Work to do: Transcribe the listing verbatim. Do not carry over any pictures.

## begin Recorded data

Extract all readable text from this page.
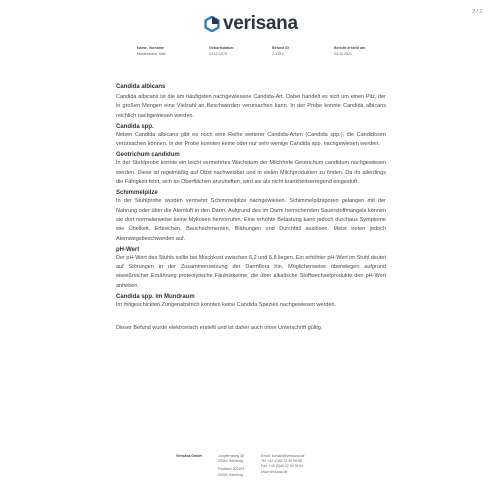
2 / 2
verisana
Name, Vorname
Mustermann, Max
Geburtsdatum
01.12.1970
Befund ID
2-X312
Bericht erstellt am
04.10.2021
Candida albicans

Candida albicans ist die am häufigsten nachgewiesene Candida-Art. Dabei handelt es sich um einen Pilz, der in großen Mengen eine Vielzahl an Beschwerden verursachen kann. In der Probe konnte Candida albicans reichlich nachgewiesen werden.

Candida spp.

Neben Candida albicans gibt es noch eine Reihe weiterer Candida-Arten (Candida spp.), die Candidosen verursachen können. In der Probe konnten keine oder nur sehr wenige Candida spp. nachgewiesen werden.

Geotrichum candidum

In der Stuhlprobe konnte ein leicht vermehrtes Wachstum der Milchhefe Geotrichum candidum nachgewiesen werden. Diese ist regelmäßig auf Obst nachweisbar und in vielen Milchprodukten zu finden. Da ihr allerdings die Fähigkeit fehlt, sich an Oberflächen anzuheften, wird sie als nicht krankheitserregend eingestuft.

Schimmelpilze

In der Stuhlprobe wurden vermehrt Schimmelpilze nachgewiesen. Schimmelpilzsporen gelangen mit der Nahrung oder über die Atemluft in den Darm. Aufgrund des im Darm herrschenden Sauerstoffmangels können sie dort normalerweise keine Mykosen hervorrufen. Eine erhöhte Belastung kann jedoch durchaus Symptome wie Übelkeit, Erbrechen, Bauchschmerzen, Blähungen und Durchfall auslösen. Meist treten jedoch Atemwegsbeschwerden auf.

pH-Wert

Der pH-Wert des Stuhls sollte bei Mischkost zwischen 6,2 und 6,8 liegen. Ein erhöhter pH-Wert im Stuhl deutet auf Störungen in der Zusammensetzung der Darmflora hin. Möglicherweise überwiegen aufgrund eiweißreicher Ernährung proteolytische Fäulniskeime, die über alkalische Stoffwechselprodukte den pH-Wert anheben.

Candida spp. im Mundraum

Im mitgeschickten Zungenabstrich konnten keine Candida Spezies nachgewiesen werden.

Dieser Befund wurde elektronisch erstellt und ist daher auch ohne Unterschrift gültig.
Verisana GmbH	Jungfernstieg 38
20354 Hamburg
Postfach 301103
20304 Hamburg
Email: kontakt@verisana.de
Tel: +49 (0)40 22 99 99 68
Fax: +49 (0)40 22 99 99 69
www.verisana.de
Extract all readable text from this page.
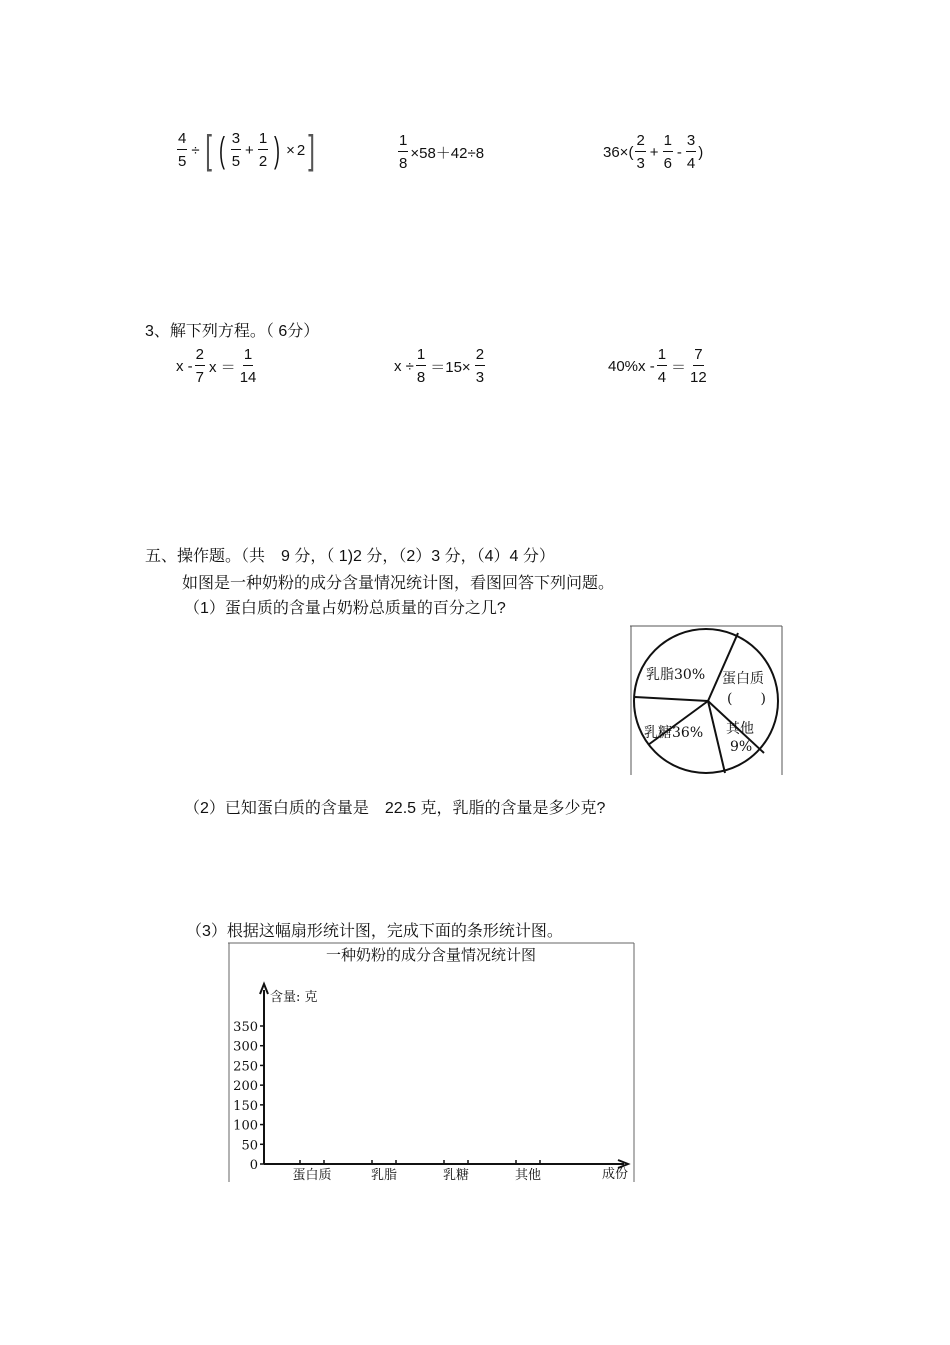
$\frac{4}{5}$ ÷ [ ( $\frac{3}{5} + \frac{1}{2}$ ) × 2 ]	$\frac{1}{8} \times 58+42\div 8$	$36\times( \frac{2}{3} + \frac{1}{6} - \frac{3}{4}$ )
3、解下列方程。（ 6分）
x - $\frac{2}{7}$ $x = \frac{1}{14}$	$x \div \frac{1}{8} =15\times \frac{2}{3}$	$40\%x - \frac{1}{4} = \frac{7}{12}$
五、操作题。（共　9 分，（ 1)2 分，（2）3 分，（4）4 分）
如图是一种奶粉的成分含量情况统计图，看图回答下列问题。
（1）蛋白质的含量占奶粉总质量的百分之几?
乳脂30% 蛋白质
(　　)
乳糖36% 其他
9%
（2）已知蛋白质的含量是　22.5 克，乳脂的含量是多少克?
（3）根据这幅扇形统计图，完成下面的条形统计图。
一种奶粉的成分含量情况统计图
含量: 克
成份
350
300
250
200
150
100
50
0
蛋白质	乳脂	乳糖	其他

## end Recorded data

Task response:
Extract all readable text from this page.
2 / 2
verisana
Name, Vorname
Mustermann, Max
Geburtsdatum
01.12.1970
Befund ID
2-X312
Bericht erstellt am
04.10.2021
Candida albicans

Candida albicans ist die am häufigsten nachgewiesene Candida-Art. Dabei handelt es sich um einen Pilz, der in großen Mengen eine Vielzahl an Beschwerden verursachen kann. In der Probe konnte Candida albicans reichlich nachgewiesen werden.

Candida spp.

Neben Candida albicans gibt es noch eine Reihe weiterer Candida-Arten (Candida spp.), die Candidosen verursachen können. In der Probe konnten keine oder nur sehr wenige Candida spp. nachgewiesen werden.

Geotrichum candidum

In der Stuhlprobe konnte ein leicht vermehrtes Wachstum der Milchhefe Geotrichum candidum nachgewiesen werden. Diese ist regelmäßig auf Obst nachweisbar und in vielen Milchprodukten zu finden. Da ihr allerdings die Fähigkeit fehlt, sich an Oberflächen anzuheften, wird sie als nicht krankheitserregend eingestuft.

Schimmelpilze

In der Stuhlprobe wurden vermehrt Schimmelpilze nachgewiesen. Schimmelpilzsporen gelangen mit der Nahrung oder über die Atemluft in den Darm. Aufgrund des im Darm herrschenden Sauerstoffmangels können sie dort normalerweise keine Mykosen hervorrufen. Eine erhöhte Belastung kann jedoch durchaus Symptome wie Übelkeit, Erbrechen, Bauchschmerzen, Blähungen und Durchfall auslösen. Meist treten jedoch Atemwegsbeschwerden auf.

pH-Wert

Der pH-Wert des Stuhls sollte bei Mischkost zwischen 6,2 und 6,8 liegen. Ein erhöhter pH-Wert im Stuhl deutet auf Störungen in der Zusammensetzung der Darmflora hin. Möglicherweise überwiegen aufgrund eiweißreicher Ernährung proteolytische Fäulniskeime, die über alkalische Stoffwechselprodukte den pH-Wert anheben.

Candida spp. im Mundraum

Im mitgeschickten Zungenabstrich konnten keine Candida Spezies nachgewiesen werden.

Dieser Befund wurde elektronisch erstellt und ist daher auch ohne Unterschrift gültig.
Verisana GmbH	Jungfernstieg 38
20354 Hamburg
Postfach 301103
20304 Hamburg
Email: kontakt@verisana.de
Tel: +49 (0)40 22 99 99 68
Fax: +49 (0)40 22 99 99 69
www.verisana.de
Extract all readable text from this page.
$\frac{4}{5}$ ÷ [ ( $\frac{3}{5} + \frac{1}{2}$ ) × 2 ]	$\frac{1}{8} \times 58+42\div 8$	$36\times( \frac{2}{3} + \frac{1}{6} - \frac{3}{4}$ )
3、解下列方程。（ 6分）
x - $\frac{2}{7}$ $x = \frac{1}{14}$	$x \div \frac{1}{8} =15\times \frac{2}{3}$	$40\%x - \frac{1}{4} = \frac{7}{12}$
五、操作题。（共　9 分，（ 1)2 分，（2）3 分，（4）4 分）
如图是一种奶粉的成分含量情况统计图，看图回答下列问题。
（1）蛋白质的含量占奶粉总质量的百分之几?
乳脂30% 蛋白质
(　　)
乳糖36% 其他
9%
（2）已知蛋白质的含量是　22.5 克，乳脂的含量是多少克?
（3）根据这幅扇形统计图，完成下面的条形统计图。
一种奶粉的成分含量情况统计图
含量: 克
成份
350
300
250
200
150
100
50
0
蛋白质	乳脂	乳糖	其他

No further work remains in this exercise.